## [Written task]
Return every line of the rows that contains the string "Channels", treating uppercase and lowercase letters as distinct.

##### Material for the task #####

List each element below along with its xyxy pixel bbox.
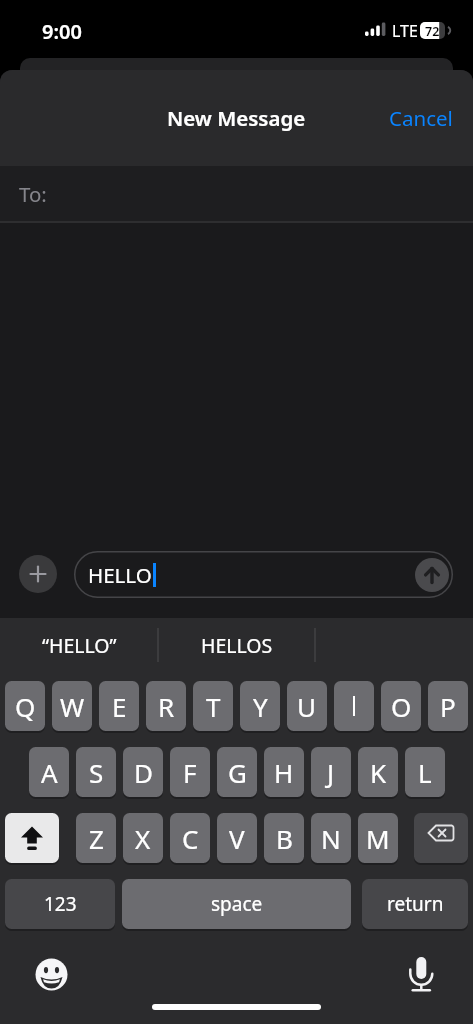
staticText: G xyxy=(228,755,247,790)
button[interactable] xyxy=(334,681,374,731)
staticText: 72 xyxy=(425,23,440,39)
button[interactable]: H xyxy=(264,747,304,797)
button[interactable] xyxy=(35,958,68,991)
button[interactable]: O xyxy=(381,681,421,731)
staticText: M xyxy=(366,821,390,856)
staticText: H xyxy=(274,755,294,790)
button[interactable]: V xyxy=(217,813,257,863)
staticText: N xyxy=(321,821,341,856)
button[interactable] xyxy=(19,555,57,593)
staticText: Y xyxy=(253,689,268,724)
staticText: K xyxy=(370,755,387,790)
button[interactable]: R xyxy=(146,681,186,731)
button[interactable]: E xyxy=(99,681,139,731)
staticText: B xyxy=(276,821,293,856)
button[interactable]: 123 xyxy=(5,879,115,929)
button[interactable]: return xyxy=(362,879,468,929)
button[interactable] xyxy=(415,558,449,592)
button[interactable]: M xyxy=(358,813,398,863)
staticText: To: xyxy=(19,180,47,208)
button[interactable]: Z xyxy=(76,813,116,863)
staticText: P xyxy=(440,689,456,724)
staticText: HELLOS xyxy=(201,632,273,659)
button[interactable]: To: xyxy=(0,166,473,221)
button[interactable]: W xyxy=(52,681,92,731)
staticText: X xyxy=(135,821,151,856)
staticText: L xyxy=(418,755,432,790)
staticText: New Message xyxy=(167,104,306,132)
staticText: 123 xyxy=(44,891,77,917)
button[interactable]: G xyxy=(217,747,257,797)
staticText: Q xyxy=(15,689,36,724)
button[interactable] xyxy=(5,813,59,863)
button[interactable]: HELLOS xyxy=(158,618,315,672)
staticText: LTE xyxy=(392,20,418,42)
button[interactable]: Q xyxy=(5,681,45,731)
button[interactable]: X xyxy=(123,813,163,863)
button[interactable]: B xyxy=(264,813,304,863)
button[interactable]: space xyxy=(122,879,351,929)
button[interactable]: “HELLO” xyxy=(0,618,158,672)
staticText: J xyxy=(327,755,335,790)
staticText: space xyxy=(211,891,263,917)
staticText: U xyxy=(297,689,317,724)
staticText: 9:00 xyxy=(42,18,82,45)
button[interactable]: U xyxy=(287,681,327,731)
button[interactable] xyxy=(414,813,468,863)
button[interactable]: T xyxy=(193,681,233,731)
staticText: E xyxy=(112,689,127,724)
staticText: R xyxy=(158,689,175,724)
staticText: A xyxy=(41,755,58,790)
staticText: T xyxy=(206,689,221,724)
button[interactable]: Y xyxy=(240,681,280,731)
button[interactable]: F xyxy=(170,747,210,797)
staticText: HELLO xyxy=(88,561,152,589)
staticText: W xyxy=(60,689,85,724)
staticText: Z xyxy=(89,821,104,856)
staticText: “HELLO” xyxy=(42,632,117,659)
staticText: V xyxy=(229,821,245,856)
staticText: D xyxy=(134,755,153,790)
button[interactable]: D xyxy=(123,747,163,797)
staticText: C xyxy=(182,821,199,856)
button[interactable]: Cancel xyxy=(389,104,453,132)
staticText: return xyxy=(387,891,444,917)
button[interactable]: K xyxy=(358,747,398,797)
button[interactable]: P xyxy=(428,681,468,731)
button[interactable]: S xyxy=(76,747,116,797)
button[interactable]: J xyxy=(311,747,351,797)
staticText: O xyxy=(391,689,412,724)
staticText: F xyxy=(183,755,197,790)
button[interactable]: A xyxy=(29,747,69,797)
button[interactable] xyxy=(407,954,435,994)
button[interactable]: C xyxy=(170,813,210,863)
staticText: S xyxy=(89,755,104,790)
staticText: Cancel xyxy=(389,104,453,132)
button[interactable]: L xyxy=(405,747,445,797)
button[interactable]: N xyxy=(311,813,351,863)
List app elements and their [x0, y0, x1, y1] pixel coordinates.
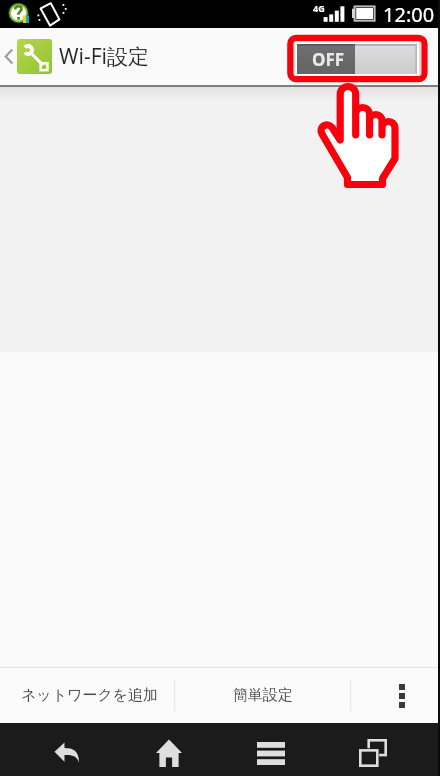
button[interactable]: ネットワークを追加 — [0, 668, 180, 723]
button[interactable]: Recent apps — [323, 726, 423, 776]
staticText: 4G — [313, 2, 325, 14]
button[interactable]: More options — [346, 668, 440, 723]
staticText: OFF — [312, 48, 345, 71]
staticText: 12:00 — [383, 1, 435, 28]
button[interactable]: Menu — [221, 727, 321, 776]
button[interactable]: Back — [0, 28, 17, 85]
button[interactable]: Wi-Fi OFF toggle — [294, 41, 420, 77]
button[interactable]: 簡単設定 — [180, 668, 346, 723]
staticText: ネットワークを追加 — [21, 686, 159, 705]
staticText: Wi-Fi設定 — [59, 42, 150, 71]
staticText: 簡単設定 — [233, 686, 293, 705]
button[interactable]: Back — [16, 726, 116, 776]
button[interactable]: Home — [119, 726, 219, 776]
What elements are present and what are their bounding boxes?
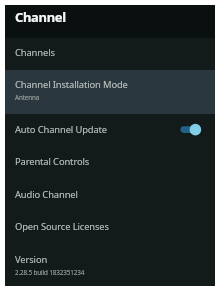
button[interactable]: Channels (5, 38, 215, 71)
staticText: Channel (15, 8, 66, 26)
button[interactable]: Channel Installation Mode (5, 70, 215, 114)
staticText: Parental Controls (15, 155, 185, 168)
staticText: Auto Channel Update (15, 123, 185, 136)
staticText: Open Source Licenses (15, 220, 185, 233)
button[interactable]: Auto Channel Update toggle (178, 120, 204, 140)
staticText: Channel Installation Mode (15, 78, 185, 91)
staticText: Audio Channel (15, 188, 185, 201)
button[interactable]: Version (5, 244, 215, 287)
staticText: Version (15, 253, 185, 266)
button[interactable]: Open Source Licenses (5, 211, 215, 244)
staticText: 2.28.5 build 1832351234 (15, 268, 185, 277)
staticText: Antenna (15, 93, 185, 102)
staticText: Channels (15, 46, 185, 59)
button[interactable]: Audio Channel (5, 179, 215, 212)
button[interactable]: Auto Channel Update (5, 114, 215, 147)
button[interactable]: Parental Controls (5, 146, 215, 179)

#####

## [Written reply]
button[interactable]: Channels (5, 38, 215, 71)
staticText: Channels (15, 46, 185, 59)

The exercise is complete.